PROMPT =
In the entries below, count every line with the word "page". Return only the count.

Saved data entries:
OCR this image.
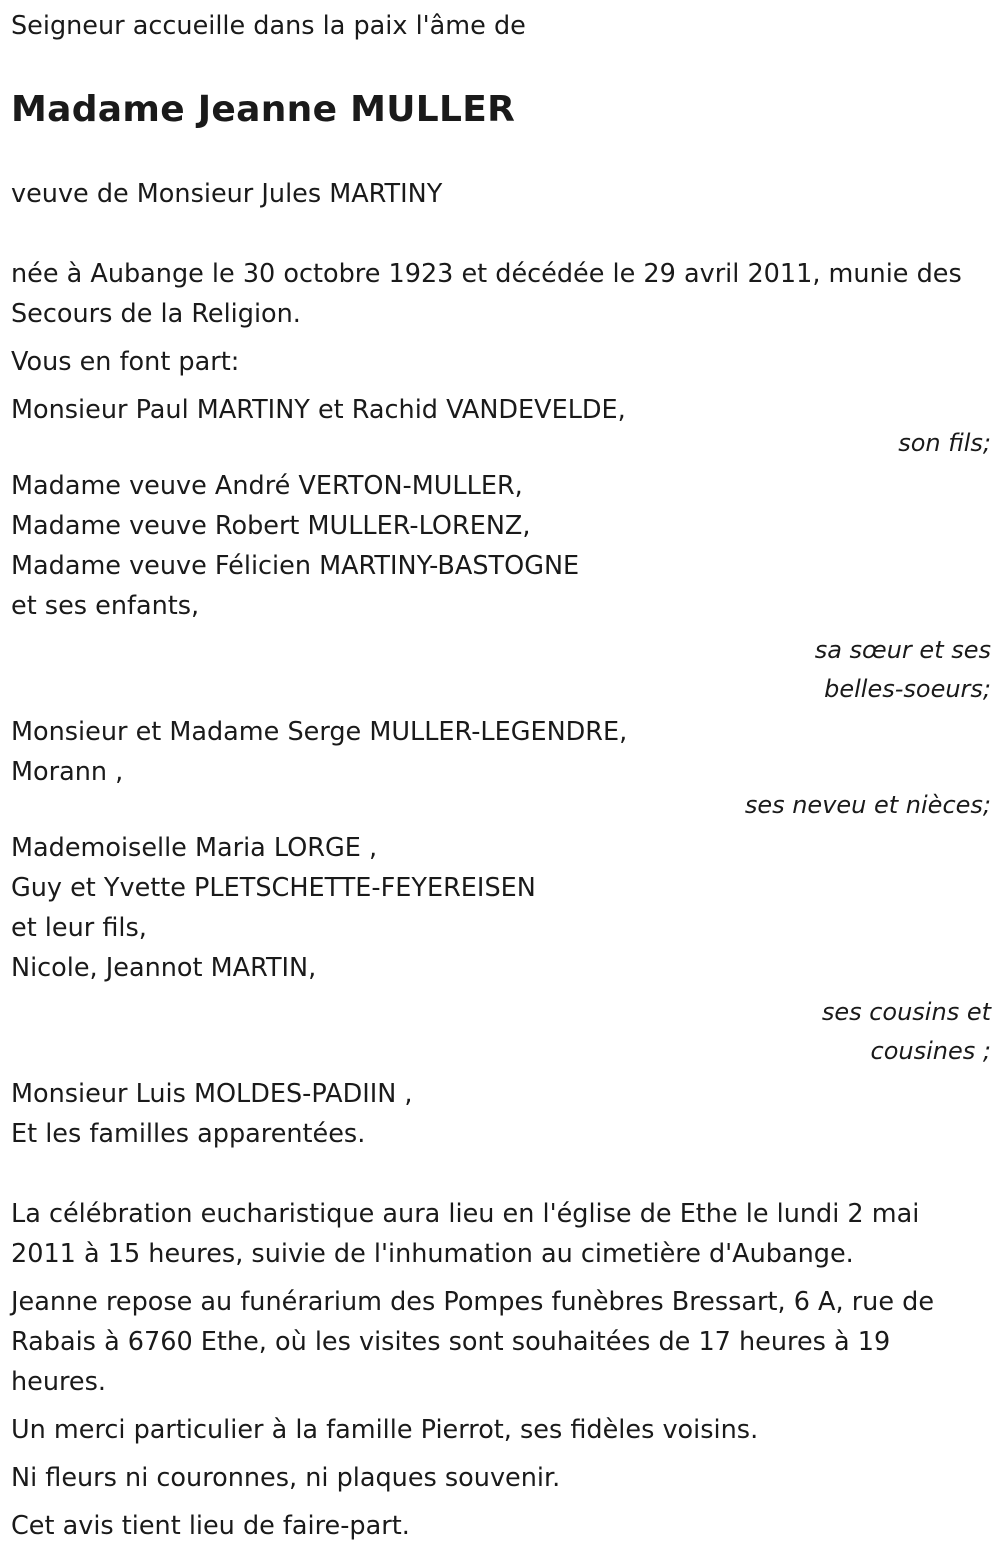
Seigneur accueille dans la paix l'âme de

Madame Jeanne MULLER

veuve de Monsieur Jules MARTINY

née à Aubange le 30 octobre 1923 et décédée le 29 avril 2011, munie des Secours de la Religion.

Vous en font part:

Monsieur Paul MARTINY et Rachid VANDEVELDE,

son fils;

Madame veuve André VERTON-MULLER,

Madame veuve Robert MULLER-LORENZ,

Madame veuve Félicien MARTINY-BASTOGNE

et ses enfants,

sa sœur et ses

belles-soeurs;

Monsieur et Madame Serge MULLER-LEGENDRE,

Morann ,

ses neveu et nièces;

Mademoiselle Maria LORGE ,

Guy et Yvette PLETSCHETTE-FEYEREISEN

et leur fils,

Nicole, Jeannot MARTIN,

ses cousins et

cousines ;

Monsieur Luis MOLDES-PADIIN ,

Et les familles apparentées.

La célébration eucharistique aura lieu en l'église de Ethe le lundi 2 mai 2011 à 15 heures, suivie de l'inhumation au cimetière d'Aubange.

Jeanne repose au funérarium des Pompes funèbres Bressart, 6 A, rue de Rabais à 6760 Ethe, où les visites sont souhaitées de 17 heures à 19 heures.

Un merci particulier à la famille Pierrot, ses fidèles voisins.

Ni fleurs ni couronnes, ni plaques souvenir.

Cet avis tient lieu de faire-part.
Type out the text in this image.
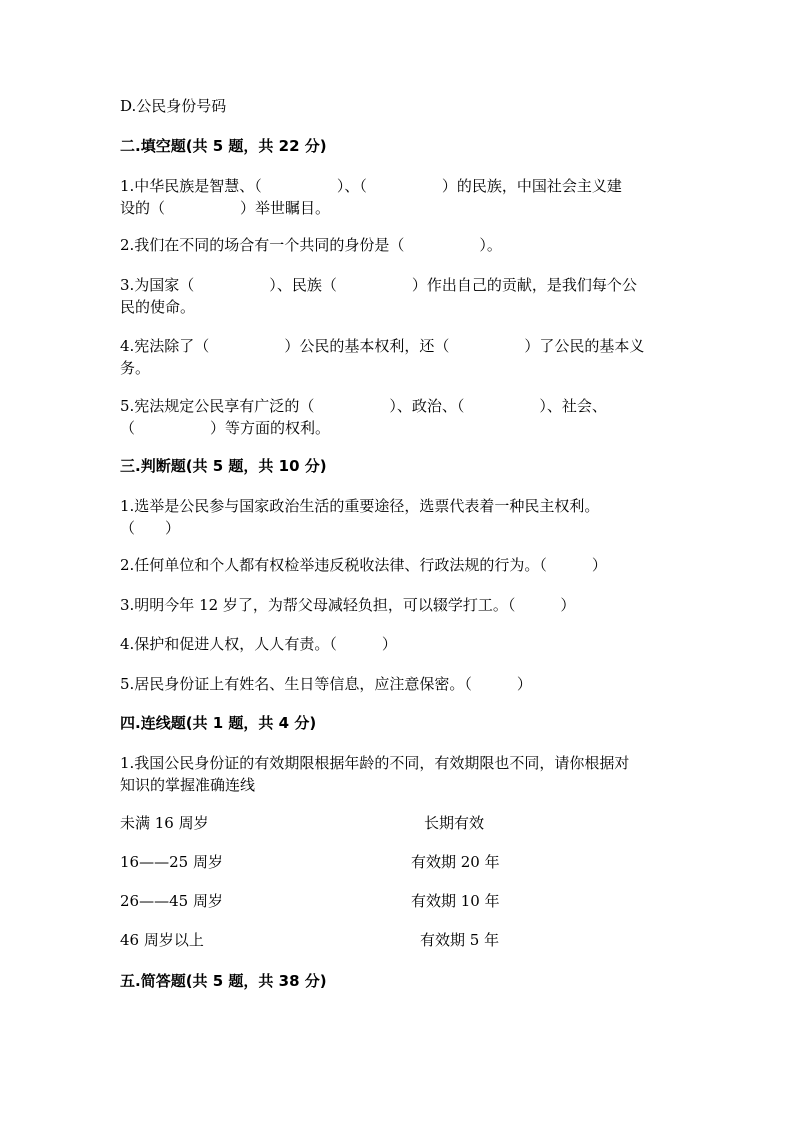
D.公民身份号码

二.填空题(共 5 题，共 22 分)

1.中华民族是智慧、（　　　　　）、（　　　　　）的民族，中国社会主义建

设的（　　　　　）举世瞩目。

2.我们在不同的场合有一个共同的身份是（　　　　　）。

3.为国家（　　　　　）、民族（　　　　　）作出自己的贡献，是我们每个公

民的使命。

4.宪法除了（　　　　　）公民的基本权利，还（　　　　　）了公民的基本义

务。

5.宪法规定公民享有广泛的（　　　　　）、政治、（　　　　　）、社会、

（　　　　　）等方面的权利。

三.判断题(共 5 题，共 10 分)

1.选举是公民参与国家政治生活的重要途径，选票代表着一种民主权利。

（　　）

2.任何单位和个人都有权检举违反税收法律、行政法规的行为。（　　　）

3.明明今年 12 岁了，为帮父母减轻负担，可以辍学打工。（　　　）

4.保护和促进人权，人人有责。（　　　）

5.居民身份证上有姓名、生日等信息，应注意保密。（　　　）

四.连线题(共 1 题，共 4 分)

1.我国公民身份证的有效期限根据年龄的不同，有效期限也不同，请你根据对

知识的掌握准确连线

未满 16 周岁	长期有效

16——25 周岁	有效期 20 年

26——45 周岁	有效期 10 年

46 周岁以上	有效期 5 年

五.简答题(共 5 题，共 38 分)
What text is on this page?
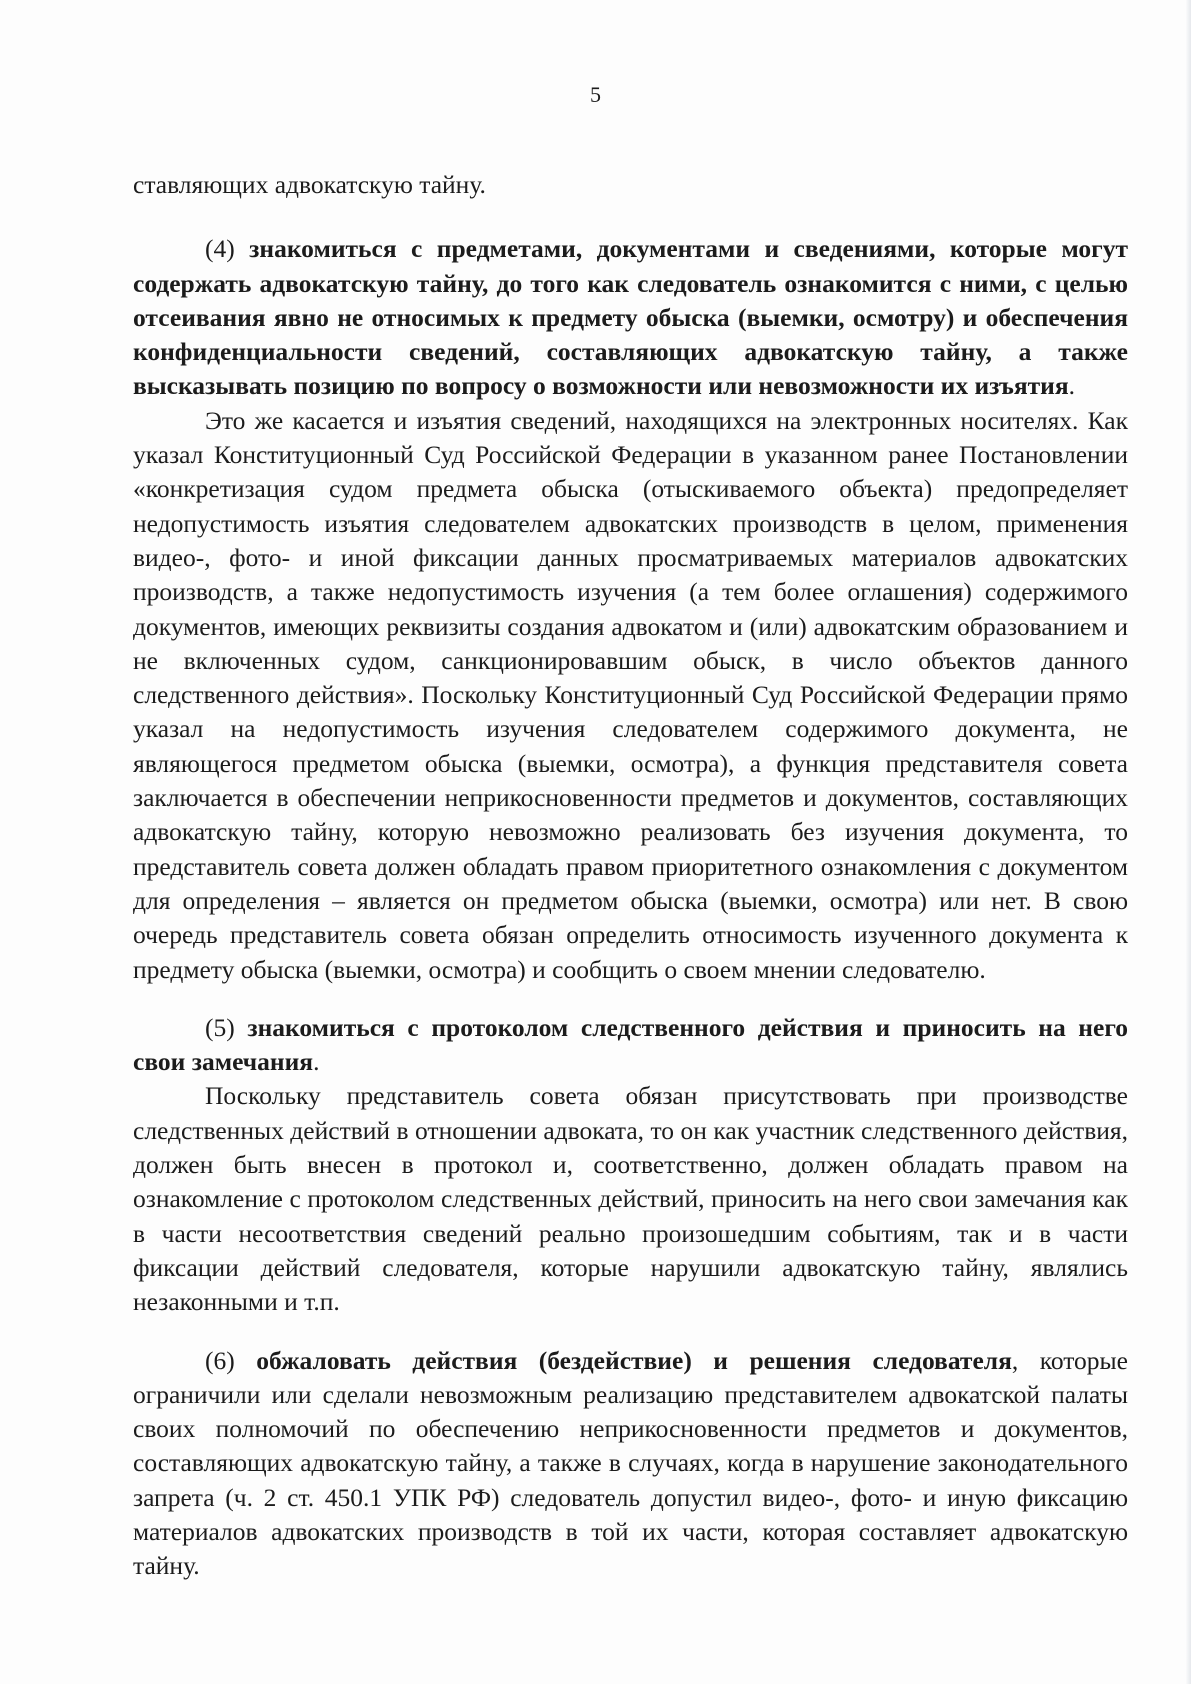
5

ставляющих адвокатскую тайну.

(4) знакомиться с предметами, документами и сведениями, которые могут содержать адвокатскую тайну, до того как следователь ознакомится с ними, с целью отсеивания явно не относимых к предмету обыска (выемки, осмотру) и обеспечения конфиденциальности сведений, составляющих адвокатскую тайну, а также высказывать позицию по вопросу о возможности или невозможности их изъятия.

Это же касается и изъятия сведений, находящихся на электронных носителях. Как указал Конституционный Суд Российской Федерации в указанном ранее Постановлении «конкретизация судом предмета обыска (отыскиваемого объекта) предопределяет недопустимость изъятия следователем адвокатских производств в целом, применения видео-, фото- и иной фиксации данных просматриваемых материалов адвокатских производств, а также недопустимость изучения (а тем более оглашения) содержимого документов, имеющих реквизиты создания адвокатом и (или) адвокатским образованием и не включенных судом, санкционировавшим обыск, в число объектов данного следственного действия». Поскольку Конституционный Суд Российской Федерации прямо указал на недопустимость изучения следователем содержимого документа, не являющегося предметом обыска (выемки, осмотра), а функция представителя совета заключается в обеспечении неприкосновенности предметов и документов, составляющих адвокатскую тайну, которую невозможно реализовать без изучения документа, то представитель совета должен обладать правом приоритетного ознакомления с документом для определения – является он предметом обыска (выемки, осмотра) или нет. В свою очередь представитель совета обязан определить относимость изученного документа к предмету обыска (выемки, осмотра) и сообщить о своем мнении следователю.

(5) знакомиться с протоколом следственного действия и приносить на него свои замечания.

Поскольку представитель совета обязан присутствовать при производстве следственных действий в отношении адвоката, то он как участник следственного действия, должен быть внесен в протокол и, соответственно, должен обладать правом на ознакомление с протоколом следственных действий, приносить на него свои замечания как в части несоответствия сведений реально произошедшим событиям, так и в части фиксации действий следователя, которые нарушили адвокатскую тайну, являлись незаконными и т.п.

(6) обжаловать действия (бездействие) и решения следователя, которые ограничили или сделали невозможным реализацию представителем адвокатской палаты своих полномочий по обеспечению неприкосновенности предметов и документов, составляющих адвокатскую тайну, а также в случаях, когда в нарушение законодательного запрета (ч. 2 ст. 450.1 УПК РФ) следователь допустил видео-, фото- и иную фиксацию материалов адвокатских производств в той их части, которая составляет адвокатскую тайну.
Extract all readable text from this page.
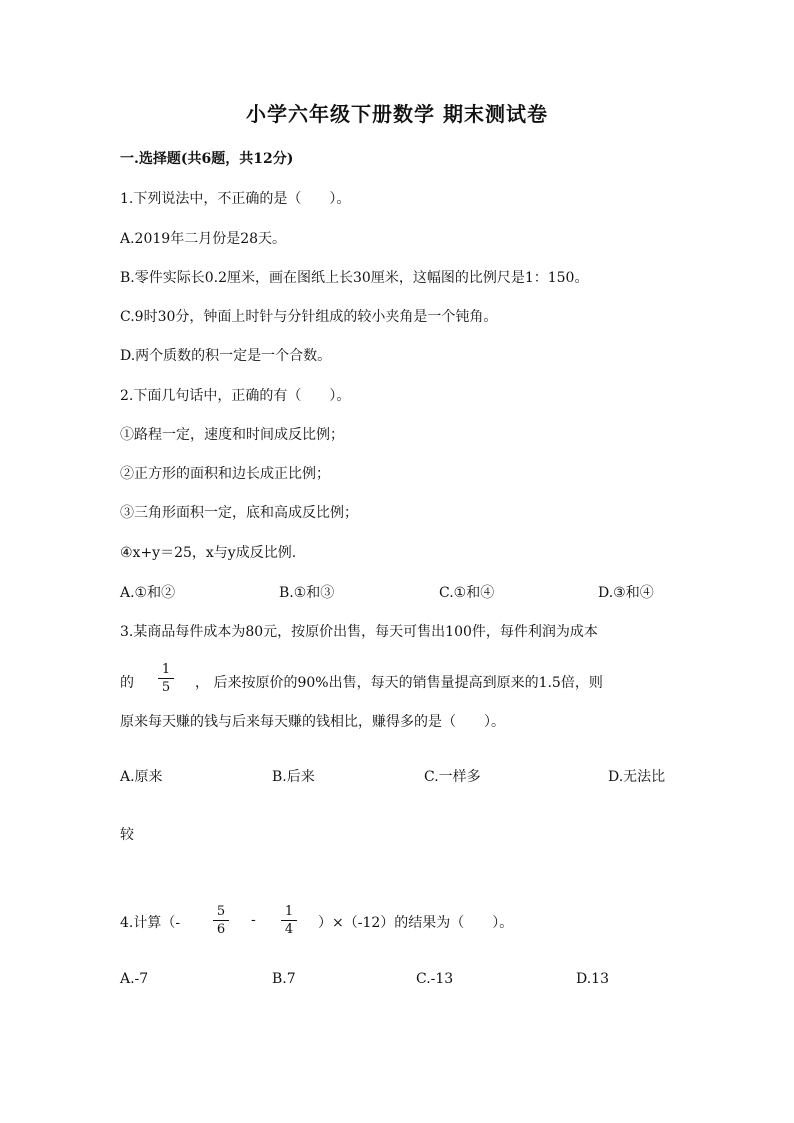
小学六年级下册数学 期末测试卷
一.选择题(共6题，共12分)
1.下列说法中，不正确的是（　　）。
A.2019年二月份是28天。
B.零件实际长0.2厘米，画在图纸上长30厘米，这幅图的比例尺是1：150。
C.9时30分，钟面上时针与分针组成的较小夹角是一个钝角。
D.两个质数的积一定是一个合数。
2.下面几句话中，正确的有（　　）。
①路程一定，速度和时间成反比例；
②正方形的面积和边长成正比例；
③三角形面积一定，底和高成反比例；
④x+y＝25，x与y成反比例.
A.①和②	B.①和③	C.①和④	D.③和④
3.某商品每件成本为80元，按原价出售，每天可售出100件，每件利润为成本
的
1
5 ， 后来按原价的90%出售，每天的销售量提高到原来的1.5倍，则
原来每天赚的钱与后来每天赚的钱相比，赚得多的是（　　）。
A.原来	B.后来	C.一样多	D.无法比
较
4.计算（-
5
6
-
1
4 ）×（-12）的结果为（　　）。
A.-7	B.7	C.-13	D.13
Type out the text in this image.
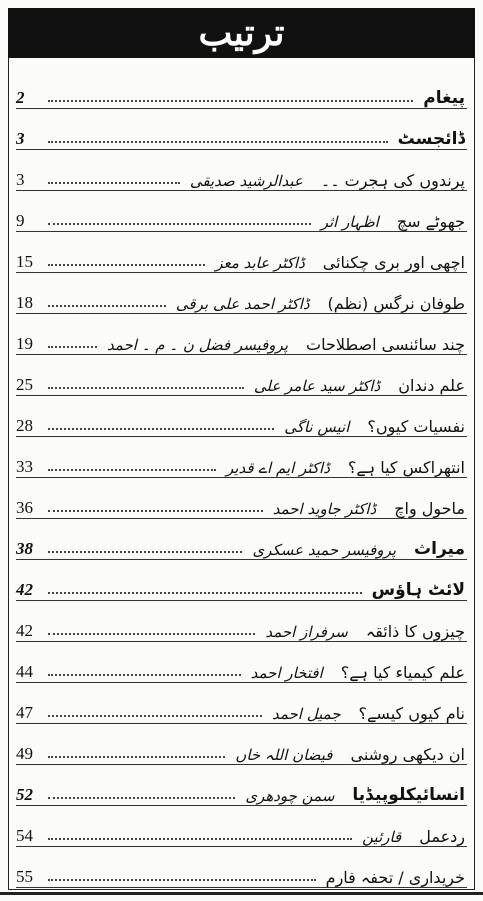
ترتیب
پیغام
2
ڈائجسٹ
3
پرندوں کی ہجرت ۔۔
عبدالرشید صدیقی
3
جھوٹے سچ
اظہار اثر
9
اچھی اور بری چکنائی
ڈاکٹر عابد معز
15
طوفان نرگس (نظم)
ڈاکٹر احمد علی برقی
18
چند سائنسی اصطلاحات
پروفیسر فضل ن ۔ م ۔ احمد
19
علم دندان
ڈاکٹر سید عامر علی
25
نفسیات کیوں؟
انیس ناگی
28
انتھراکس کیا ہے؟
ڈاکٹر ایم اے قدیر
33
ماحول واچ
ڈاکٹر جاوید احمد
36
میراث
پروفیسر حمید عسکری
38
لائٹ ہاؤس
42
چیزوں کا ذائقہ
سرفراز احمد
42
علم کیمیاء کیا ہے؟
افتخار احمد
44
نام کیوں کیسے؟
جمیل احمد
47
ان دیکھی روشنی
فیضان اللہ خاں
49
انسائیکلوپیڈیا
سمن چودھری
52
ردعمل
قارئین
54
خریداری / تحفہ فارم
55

EXERCISE RESULT =
2